[Extracted data entries]
------------------------------------------------

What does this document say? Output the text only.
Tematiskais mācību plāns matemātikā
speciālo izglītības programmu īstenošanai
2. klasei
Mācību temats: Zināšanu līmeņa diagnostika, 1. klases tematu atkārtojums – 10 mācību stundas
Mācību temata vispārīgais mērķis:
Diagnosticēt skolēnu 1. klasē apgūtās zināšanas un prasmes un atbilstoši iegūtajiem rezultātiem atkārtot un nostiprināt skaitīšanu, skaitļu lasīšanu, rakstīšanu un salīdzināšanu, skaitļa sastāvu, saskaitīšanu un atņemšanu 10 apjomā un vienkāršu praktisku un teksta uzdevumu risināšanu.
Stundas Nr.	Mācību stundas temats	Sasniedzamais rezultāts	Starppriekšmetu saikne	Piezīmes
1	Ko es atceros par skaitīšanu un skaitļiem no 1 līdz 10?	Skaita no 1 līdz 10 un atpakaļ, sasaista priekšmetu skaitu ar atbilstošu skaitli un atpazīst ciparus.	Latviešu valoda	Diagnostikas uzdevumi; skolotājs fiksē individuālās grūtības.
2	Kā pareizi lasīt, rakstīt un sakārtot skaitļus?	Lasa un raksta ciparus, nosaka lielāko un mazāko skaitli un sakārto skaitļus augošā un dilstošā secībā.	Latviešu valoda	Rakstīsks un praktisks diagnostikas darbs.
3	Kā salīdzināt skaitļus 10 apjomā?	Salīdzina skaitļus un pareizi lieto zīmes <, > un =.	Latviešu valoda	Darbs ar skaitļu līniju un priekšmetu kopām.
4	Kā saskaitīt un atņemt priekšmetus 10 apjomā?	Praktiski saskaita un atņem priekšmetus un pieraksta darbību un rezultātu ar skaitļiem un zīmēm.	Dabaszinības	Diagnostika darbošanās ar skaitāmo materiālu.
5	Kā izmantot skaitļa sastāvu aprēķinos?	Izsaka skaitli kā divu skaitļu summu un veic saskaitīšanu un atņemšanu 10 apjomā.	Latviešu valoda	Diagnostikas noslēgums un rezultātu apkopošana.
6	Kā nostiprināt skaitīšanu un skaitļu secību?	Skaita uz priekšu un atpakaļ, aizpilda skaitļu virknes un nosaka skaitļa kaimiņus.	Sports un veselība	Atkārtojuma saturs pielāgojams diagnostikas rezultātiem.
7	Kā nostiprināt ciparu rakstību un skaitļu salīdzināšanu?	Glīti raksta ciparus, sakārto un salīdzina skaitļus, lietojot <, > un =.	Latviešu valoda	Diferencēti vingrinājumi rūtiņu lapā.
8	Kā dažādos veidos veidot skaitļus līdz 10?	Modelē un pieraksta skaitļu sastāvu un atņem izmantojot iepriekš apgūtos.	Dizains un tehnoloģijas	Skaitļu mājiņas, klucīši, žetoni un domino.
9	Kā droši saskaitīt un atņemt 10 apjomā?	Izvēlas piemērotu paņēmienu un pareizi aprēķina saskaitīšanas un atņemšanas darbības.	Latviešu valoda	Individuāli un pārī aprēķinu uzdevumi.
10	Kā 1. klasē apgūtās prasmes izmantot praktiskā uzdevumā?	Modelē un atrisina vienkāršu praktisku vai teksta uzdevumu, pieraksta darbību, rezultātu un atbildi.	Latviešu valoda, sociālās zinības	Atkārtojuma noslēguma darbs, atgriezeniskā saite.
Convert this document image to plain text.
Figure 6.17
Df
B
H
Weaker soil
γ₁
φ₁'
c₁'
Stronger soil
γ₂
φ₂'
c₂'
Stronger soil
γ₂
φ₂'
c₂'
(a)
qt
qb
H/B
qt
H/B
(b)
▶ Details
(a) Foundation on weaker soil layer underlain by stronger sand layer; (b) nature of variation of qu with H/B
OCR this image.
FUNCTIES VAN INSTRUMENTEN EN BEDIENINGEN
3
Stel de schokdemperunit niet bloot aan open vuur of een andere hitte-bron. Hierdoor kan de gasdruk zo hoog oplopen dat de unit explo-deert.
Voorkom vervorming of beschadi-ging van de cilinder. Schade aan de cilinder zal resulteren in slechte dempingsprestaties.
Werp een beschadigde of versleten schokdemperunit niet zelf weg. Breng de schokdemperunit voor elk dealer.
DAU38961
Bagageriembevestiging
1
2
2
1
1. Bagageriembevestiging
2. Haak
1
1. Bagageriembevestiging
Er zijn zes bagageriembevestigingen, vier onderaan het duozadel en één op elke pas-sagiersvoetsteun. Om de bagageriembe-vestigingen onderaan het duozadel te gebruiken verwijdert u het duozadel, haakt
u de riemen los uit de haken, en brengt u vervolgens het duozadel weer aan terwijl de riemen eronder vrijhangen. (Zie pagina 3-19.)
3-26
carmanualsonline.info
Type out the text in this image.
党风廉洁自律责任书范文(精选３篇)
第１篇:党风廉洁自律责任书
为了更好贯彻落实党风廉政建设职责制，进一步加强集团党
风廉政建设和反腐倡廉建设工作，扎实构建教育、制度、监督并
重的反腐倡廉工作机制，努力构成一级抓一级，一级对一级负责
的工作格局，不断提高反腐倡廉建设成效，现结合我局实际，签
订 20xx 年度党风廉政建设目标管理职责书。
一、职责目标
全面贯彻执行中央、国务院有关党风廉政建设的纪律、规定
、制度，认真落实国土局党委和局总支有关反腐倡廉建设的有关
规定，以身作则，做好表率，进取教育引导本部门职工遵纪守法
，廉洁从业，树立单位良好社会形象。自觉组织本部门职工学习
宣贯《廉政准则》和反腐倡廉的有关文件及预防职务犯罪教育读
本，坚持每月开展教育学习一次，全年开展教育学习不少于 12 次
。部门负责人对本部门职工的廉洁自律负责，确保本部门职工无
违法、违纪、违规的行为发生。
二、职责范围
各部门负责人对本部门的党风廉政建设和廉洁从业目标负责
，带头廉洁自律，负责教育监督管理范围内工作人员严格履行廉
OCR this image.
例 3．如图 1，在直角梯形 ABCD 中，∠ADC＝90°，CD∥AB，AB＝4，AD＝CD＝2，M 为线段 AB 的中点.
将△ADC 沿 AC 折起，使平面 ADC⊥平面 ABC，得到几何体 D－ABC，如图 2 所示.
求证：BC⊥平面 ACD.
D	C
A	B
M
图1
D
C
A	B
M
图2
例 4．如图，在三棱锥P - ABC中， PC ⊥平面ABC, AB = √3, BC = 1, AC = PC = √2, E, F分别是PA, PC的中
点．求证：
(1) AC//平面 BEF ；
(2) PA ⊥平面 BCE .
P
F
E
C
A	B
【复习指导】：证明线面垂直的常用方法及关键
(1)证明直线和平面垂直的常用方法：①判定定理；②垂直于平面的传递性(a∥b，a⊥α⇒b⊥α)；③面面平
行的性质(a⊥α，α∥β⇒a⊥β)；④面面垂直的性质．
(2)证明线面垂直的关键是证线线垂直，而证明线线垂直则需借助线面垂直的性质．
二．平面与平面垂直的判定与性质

------------------------------------------------

◆ GIVEN PROBLEM:
Find "atpakaļ". Copy every line it occurs in.

◆ FULL OUTPUT:
1	Ko es atceros par skaitīšanu un skaitļiem no 1 līdz 10?	Skaita no 1 līdz 10 un atpakaļ, sasaista priekšmetu skaitu ar atbilstošu skaitli un atpazīst ciparus.	Latviešu valoda	Diagnostikas uzdevumi; skolotājs fiksē individuālās grūtības.
6	Kā nostiprināt skaitīšanu un skaitļu secību?	Skaita uz priekšu un atpakaļ, aizpilda skaitļu virknes un nosaka skaitļa kaimiņus.	Sports un veselība	Atkārtojuma saturs pielāgojams diagnostikas rezultātiem.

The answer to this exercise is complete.